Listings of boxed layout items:
☆ ☆ ☆ ☆
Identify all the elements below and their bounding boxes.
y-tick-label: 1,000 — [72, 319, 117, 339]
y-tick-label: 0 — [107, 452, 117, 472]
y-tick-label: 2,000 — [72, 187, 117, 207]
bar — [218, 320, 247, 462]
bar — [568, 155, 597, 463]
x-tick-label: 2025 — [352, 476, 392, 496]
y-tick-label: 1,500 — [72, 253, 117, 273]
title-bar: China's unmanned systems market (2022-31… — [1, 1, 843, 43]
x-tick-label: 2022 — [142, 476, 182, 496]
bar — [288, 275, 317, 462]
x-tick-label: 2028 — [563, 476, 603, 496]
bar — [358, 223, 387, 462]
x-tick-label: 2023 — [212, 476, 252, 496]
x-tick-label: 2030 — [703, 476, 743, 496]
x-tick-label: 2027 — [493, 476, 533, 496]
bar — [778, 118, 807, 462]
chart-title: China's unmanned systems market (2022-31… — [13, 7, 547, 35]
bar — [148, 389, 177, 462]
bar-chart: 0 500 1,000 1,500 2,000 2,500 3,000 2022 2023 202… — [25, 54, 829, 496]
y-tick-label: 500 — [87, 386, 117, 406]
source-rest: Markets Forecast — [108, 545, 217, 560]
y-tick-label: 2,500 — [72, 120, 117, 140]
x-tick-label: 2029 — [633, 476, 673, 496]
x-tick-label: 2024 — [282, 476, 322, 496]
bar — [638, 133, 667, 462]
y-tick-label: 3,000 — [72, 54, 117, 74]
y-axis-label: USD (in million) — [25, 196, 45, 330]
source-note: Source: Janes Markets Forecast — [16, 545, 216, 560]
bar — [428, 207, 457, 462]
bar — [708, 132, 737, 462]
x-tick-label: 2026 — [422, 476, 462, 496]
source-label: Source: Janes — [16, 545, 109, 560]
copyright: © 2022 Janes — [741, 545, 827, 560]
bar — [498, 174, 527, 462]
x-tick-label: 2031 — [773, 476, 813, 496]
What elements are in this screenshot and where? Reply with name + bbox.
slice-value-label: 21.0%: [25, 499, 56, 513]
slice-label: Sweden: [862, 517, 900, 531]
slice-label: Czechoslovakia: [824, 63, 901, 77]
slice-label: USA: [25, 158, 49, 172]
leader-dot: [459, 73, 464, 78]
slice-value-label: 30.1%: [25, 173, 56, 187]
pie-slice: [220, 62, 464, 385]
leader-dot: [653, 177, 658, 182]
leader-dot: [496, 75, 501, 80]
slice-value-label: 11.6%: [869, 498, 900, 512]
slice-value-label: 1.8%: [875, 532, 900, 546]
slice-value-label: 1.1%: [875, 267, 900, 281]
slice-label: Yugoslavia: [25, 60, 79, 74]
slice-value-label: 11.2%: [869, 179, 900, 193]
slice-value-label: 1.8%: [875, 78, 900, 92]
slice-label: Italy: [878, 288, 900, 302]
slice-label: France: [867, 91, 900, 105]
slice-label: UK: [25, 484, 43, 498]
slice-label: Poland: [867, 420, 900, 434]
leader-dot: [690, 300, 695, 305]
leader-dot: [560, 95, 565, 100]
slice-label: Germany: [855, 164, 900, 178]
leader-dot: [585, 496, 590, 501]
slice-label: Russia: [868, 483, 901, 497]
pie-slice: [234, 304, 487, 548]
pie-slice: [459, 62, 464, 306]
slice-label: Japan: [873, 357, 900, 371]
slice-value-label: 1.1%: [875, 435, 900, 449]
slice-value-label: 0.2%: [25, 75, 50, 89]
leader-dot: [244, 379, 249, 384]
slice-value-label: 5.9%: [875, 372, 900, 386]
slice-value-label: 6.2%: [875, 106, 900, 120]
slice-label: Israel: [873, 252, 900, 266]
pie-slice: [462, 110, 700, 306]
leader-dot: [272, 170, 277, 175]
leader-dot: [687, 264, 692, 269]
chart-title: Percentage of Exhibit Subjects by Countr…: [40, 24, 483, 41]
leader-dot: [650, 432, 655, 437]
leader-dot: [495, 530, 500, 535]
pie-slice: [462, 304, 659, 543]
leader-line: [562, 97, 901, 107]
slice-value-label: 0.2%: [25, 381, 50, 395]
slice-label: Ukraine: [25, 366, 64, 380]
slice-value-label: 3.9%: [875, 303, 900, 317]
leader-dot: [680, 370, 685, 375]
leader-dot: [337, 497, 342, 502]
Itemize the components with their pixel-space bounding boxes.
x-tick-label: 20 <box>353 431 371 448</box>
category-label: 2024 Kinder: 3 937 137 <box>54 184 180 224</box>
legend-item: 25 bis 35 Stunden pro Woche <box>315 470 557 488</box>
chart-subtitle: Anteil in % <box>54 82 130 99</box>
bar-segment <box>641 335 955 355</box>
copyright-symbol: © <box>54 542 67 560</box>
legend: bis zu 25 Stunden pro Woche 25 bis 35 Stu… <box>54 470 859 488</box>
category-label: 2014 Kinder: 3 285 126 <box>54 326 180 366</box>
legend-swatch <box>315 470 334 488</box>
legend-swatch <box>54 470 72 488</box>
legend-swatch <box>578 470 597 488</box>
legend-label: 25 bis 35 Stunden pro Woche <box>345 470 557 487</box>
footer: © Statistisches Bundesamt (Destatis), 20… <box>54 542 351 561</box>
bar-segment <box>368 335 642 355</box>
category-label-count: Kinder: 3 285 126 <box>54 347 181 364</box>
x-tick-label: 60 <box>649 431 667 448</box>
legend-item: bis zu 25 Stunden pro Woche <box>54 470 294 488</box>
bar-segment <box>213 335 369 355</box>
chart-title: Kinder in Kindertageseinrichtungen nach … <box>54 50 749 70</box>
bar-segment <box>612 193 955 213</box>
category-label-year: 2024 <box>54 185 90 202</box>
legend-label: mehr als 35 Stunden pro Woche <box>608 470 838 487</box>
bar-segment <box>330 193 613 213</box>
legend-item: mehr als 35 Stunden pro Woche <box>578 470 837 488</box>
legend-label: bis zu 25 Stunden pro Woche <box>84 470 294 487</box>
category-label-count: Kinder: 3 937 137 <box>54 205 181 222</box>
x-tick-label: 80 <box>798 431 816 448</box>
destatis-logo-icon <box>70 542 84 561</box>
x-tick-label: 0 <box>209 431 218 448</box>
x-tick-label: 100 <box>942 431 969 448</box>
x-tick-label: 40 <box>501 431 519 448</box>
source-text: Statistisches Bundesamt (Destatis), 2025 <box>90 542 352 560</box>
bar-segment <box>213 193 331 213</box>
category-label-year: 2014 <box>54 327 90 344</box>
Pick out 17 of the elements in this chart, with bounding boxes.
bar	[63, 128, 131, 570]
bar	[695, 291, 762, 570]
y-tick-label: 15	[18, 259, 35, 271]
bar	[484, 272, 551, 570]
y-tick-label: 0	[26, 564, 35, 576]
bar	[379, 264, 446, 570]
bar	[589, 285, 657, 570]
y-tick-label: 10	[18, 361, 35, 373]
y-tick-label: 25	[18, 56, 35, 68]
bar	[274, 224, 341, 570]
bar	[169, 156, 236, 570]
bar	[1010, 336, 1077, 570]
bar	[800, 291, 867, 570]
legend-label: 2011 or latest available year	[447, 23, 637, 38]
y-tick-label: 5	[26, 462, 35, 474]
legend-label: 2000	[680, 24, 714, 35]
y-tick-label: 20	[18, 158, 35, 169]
☆ ☆ ☆ ☆
What this task involves: Collect every line of the records that contains the string "China".

Written solution:
title-bar: China's unmanned systems market (2022-31… — [1, 1, 843, 43]
chart-title: China's unmanned systems market (2022-31… — [13, 7, 547, 35]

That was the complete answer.